-- Instructions for the task --
Extract the data exactly, missing nothing.

-- Data for this task --
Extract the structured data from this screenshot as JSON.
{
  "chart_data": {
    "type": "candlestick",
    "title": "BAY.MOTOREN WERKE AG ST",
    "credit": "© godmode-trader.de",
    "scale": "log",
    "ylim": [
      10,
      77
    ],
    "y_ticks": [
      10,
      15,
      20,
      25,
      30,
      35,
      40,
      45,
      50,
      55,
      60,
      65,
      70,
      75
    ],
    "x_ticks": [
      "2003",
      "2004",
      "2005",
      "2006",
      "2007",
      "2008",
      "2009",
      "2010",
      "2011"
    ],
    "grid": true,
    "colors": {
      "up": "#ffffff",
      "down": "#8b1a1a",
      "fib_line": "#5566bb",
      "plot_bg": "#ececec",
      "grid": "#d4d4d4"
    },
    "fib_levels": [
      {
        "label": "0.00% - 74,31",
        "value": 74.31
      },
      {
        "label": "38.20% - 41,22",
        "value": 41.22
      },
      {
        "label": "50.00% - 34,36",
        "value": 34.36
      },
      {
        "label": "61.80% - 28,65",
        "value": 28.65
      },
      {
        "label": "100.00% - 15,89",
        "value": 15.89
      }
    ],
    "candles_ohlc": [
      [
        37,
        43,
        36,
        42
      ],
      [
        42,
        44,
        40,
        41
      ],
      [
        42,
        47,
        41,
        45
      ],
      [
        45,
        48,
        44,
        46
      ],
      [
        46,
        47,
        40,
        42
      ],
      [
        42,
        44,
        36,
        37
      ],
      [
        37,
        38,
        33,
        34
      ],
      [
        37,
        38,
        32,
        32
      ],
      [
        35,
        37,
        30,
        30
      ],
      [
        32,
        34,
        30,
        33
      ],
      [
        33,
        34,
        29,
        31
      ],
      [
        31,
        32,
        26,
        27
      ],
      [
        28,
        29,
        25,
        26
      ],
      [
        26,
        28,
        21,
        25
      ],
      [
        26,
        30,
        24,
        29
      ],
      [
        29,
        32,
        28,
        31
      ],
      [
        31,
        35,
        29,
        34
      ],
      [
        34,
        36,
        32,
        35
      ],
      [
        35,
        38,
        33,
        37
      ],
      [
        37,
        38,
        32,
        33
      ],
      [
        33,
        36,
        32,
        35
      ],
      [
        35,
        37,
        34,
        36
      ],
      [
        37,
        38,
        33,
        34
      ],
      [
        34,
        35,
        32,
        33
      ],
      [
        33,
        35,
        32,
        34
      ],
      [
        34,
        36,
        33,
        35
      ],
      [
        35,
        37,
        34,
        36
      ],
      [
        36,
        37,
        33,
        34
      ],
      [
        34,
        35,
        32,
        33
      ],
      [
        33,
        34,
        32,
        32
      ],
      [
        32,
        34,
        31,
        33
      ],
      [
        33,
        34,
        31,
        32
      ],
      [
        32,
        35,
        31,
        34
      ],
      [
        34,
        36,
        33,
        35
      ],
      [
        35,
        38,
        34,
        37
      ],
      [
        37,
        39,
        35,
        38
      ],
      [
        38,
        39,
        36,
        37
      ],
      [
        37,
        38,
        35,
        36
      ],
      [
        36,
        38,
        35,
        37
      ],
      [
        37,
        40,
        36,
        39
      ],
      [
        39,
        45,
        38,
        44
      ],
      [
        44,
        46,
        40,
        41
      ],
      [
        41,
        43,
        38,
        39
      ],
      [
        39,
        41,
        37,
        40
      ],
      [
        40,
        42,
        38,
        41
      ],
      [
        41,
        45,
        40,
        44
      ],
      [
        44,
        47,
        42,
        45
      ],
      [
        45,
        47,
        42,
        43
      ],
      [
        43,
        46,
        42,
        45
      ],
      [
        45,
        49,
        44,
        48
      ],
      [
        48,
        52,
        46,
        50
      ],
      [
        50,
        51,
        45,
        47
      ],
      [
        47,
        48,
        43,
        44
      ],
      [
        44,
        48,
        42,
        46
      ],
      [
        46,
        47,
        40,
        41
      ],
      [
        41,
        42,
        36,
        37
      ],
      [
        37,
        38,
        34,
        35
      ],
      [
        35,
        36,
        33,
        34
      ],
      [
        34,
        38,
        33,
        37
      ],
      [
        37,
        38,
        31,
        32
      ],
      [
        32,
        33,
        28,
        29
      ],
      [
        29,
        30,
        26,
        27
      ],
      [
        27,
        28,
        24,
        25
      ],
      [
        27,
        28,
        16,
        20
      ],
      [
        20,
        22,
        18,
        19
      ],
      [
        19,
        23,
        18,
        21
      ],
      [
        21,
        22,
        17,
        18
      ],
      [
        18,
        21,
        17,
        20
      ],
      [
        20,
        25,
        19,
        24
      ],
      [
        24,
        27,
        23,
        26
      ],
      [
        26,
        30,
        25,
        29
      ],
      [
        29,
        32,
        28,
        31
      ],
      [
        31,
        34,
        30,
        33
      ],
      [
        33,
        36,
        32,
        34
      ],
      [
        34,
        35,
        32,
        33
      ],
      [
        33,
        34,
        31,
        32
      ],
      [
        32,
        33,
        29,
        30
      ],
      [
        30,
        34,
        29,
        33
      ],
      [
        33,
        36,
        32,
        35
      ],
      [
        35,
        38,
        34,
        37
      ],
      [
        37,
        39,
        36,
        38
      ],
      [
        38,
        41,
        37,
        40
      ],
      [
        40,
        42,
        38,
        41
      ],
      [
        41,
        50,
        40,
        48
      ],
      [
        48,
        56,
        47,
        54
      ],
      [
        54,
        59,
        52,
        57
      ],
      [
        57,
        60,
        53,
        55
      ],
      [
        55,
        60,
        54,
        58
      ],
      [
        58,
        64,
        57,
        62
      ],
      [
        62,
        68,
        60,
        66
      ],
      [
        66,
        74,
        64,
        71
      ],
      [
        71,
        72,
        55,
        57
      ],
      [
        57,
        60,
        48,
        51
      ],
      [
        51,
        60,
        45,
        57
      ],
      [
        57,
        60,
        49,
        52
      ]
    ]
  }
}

-- Solution to the problem --
Extract the structured data from this screenshot as JSON.
{
  "chart_data": {
    "type": "candlestick",
    "title": "BAY.MOTOREN WERKE AG ST",
    "credit": "© godmode-trader.de",
    "scale": "log",
    "ylim": [
      10,
      77
    ],
    "y_ticks": [
      10,
      15,
      20,
      25,
      30,
      35,
      40,
      45,
      50,
      55,
      60,
      65,
      70,
      75
    ],
    "x_ticks": [
      "2003",
      "2004",
      "2005",
      "2006",
      "2007",
      "2008",
      "2009",
      "2010",
      "2011"
    ],
    "grid": true,
    "colors": {
      "up": "#ffffff",
      "down": "#8b1a1a",
      "fib_line": "#5566bb",
      "plot_bg": "#ececec",
      "grid": "#d4d4d4"
    },
    "fib_levels": [
      {
        "label": "0.00% - 74,31",
        "value": 74.31
      },
      {
        "label": "38.20% - 41,22",
        "value": 41.22
      },
      {
        "label": "50.00% - 34,36",
        "value": 34.36
      },
      {
        "label": "61.80% - 28,65",
        "value": 28.65
      },
      {
        "label": "100.00% - 15,89",
        "value": 15.89
      }
    ],
    "candles_ohlc": [
      [
        37,
        43,
        36,
        42
      ],
      [
        42,
        44,
        40,
        41
      ],
      [
        42,
        47,
        41,
        45
      ],
      [
        45,
        48,
        44,
        46
      ],
      [
        46,
        47,
        40,
        42
      ],
      [
        42,
        44,
        36,
        37
      ],
      [
        37,
        38,
        33,
        34
      ],
      [
        37,
        38,
        32,
        32
      ],
      [
        35,
        37,
        30,
        30
      ],
      [
        32,
        34,
        30,
        33
      ],
      [
        33,
        34,
        29,
        31
      ],
      [
        31,
        32,
        26,
        27
      ],
      [
        28,
        29,
        25,
        26
      ],
      [
        26,
        28,
        21,
        25
      ],
      [
        26,
        30,
        24,
        29
      ],
      [
        29,
        32,
        28,
        31
      ],
      [
        31,
        35,
        29,
        34
      ],
      [
        34,
        36,
        32,
        35
      ],
      [
        35,
        38,
        33,
        37
      ],
      [
        37,
        38,
        32,
        33
      ],
      [
        33,
        36,
        32,
        35
      ],
      [
        35,
        37,
        34,
        36
      ],
      [
        37,
        38,
        33,
        34
      ],
      [
        34,
        35,
        32,
        33
      ],
      [
        33,
        35,
        32,
        34
      ],
      [
        34,
        36,
        33,
        35
      ],
      [
        35,
        37,
        34,
        36
      ],
      [
        36,
        37,
        33,
        34
      ],
      [
        34,
        35,
        32,
        33
      ],
      [
        33,
        34,
        32,
        32
      ],
      [
        32,
        34,
        31,
        33
      ],
      [
        33,
        34,
        31,
        32
      ],
      [
        32,
        35,
        31,
        34
      ],
      [
        34,
        36,
        33,
        35
      ],
      [
        35,
        38,
        34,
        37
      ],
      [
        37,
        39,
        35,
        38
      ],
      [
        38,
        39,
        36,
        37
      ],
      [
        37,
        38,
        35,
        36
      ],
      [
        36,
        38,
        35,
        37
      ],
      [
        37,
        40,
        36,
        39
      ],
      [
        39,
        45,
        38,
        44
      ],
      [
        44,
        46,
        40,
        41
      ],
      [
        41,
        43,
        38,
        39
      ],
      [
        39,
        41,
        37,
        40
      ],
      [
        40,
        42,
        38,
        41
      ],
      [
        41,
        45,
        40,
        44
      ],
      [
        44,
        47,
        42,
        45
      ],
      [
        45,
        47,
        42,
        43
      ],
      [
        43,
        46,
        42,
        45
      ],
      [
        45,
        49,
        44,
        48
      ],
      [
        48,
        52,
        46,
        50
      ],
      [
        50,
        51,
        45,
        47
      ],
      [
        47,
        48,
        43,
        44
      ],
      [
        44,
        48,
        42,
        46
      ],
      [
        46,
        47,
        40,
        41
      ],
      [
        41,
        42,
        36,
        37
      ],
      [
        37,
        38,
        34,
        35
      ],
      [
        35,
        36,
        33,
        34
      ],
      [
        34,
        38,
        33,
        37
      ],
      [
        37,
        38,
        31,
        32
      ],
      [
        32,
        33,
        28,
        29
      ],
      [
        29,
        30,
        26,
        27
      ],
      [
        27,
        28,
        24,
        25
      ],
      [
        27,
        28,
        16,
        20
      ],
      [
        20,
        22,
        18,
        19
      ],
      [
        19,
        23,
        18,
        21
      ],
      [
        21,
        22,
        17,
        18
      ],
      [
        18,
        21,
        17,
        20
      ],
      [
        20,
        25,
        19,
        24
      ],
      [
        24,
        27,
        23,
        26
      ],
      [
        26,
        30,
        25,
        29
      ],
      [
        29,
        32,
        28,
        31
      ],
      [
        31,
        34,
        30,
        33
      ],
      [
        33,
        36,
        32,
        34
      ],
      [
        34,
        35,
        32,
        33
      ],
      [
        33,
        34,
        31,
        32
      ],
      [
        32,
        33,
        29,
        30
      ],
      [
        30,
        34,
        29,
        33
      ],
      [
        33,
        36,
        32,
        35
      ],
      [
        35,
        38,
        34,
        37
      ],
      [
        37,
        39,
        36,
        38
      ],
      [
        38,
        41,
        37,
        40
      ],
      [
        40,
        42,
        38,
        41
      ],
      [
        41,
        50,
        40,
        48
      ],
      [
        48,
        56,
        47,
        54
      ],
      [
        54,
        59,
        52,
        57
      ],
      [
        57,
        60,
        53,
        55
      ],
      [
        55,
        60,
        54,
        58
      ],
      [
        58,
        64,
        57,
        62
      ],
      [
        62,
        68,
        60,
        66
      ],
      [
        66,
        74,
        64,
        71
      ],
      [
        71,
        72,
        55,
        57
      ],
      [
        57,
        60,
        48,
        51
      ],
      [
        51,
        60,
        45,
        57
      ],
      [
        57,
        60,
        49,
        52
      ]
    ]
  }
}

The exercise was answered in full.